> **MATERIAL FOR THIS TASK**:
[start]

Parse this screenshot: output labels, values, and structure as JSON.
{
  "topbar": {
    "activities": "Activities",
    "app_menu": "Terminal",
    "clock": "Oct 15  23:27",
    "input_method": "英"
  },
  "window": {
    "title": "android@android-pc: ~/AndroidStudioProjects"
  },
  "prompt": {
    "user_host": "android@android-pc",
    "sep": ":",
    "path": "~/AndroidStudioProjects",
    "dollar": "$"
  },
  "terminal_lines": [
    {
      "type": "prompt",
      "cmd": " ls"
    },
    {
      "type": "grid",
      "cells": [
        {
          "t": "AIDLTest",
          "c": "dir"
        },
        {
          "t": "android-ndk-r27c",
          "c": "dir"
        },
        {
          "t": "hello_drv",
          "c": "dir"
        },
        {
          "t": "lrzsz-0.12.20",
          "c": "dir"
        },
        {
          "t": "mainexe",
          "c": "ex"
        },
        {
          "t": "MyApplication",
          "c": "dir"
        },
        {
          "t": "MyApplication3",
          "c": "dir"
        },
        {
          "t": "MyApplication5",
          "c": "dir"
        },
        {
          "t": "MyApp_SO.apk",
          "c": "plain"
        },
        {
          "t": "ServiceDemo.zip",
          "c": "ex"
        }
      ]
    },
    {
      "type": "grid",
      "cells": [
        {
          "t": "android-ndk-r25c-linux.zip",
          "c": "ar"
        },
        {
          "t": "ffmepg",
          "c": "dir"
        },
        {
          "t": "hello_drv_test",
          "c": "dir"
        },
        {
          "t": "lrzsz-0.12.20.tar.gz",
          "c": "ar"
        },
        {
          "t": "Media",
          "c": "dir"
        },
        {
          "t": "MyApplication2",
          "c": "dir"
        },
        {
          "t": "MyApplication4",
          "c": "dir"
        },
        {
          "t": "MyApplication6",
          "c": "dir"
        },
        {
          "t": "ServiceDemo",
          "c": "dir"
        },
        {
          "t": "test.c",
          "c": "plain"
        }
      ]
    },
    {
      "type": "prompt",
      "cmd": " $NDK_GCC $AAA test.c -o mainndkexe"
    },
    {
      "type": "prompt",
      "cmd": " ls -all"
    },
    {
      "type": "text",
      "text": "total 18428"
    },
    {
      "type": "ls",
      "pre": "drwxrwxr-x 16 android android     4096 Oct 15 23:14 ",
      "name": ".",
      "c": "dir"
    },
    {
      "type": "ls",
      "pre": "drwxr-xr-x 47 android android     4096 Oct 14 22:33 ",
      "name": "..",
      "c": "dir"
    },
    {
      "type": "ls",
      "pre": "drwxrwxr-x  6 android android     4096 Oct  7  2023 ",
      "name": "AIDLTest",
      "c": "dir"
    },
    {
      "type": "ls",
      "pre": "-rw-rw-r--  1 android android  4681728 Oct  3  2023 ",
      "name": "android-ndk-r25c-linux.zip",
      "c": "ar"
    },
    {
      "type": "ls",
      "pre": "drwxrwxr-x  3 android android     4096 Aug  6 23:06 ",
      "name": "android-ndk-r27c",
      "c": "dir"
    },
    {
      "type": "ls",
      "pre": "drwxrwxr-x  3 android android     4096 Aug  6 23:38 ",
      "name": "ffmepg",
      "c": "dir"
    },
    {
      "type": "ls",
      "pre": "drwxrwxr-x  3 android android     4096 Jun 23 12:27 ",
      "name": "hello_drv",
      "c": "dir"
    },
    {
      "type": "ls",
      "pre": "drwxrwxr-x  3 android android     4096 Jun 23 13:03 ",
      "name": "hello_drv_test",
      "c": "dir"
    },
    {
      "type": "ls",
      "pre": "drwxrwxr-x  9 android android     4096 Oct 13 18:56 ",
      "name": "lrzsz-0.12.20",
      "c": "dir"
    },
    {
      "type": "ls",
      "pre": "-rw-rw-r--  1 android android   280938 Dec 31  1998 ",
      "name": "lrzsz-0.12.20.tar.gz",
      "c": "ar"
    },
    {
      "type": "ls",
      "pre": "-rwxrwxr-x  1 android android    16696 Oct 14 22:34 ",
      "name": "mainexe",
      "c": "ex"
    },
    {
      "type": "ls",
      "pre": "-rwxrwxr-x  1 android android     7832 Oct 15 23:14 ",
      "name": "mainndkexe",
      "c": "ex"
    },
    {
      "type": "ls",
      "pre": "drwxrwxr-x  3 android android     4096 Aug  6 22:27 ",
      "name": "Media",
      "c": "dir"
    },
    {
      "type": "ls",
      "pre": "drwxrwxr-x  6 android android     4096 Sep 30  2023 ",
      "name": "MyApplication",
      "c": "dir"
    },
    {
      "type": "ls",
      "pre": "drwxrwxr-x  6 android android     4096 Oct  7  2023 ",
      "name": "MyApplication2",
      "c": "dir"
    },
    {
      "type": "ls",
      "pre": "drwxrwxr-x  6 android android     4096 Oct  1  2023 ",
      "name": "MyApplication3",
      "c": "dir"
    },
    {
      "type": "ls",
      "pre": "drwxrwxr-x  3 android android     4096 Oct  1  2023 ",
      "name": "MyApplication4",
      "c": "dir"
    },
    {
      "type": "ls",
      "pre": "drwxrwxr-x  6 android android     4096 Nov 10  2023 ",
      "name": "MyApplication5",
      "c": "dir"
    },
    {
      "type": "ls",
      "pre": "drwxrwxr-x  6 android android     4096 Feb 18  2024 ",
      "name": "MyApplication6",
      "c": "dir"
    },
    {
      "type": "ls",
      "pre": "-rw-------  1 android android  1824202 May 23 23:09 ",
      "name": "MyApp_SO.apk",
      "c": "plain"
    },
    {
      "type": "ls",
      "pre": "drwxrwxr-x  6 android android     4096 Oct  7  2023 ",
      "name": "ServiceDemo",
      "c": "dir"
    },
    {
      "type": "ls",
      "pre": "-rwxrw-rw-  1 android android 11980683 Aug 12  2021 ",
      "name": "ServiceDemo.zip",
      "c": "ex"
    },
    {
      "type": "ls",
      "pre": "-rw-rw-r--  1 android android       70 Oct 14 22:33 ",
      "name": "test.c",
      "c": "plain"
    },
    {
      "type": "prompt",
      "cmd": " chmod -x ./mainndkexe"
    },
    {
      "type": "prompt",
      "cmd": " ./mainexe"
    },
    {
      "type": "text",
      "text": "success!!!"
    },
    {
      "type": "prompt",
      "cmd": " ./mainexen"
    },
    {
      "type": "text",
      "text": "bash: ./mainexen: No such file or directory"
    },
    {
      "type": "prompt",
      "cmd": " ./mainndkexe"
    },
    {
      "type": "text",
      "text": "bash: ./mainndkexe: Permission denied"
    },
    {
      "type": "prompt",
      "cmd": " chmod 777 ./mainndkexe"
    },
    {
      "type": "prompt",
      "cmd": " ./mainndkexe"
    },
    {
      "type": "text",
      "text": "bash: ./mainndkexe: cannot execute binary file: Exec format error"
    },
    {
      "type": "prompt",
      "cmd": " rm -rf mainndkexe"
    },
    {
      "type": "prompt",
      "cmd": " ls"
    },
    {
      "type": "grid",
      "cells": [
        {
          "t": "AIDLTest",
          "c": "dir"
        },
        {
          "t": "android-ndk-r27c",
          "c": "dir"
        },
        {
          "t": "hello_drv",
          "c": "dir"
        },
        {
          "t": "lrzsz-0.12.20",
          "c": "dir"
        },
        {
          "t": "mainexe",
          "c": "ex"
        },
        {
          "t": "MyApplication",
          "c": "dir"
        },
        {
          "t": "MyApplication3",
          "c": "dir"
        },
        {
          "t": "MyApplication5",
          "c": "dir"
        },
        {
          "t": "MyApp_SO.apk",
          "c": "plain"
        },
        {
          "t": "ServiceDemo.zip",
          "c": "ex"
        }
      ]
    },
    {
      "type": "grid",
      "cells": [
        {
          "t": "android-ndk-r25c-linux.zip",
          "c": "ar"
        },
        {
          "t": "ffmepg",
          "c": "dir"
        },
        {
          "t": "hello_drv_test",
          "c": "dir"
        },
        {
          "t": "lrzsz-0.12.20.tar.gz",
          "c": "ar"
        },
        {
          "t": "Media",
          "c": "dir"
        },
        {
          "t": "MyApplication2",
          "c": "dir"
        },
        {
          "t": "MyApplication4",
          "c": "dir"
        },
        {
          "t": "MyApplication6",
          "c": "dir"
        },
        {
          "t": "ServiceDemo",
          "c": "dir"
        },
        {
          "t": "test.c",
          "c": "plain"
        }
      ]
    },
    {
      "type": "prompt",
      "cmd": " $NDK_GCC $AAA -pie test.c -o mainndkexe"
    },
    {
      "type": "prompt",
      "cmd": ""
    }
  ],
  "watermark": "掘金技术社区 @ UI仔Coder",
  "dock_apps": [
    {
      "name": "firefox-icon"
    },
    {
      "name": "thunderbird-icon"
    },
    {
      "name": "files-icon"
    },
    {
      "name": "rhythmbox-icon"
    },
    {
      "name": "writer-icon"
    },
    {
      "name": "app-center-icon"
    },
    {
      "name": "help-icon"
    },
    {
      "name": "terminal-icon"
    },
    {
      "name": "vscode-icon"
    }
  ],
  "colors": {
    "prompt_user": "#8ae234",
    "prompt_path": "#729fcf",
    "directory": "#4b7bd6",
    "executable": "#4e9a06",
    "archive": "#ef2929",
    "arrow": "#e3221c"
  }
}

[end]

> **TASK BRIEF**:
Using the records above, gather all lines where the string "chmod" is present.

> **WRITTEN REPLY**:
      "cmd": " chmod -x ./mainndkexe"
      "cmd": " chmod 777 ./mainndkexe"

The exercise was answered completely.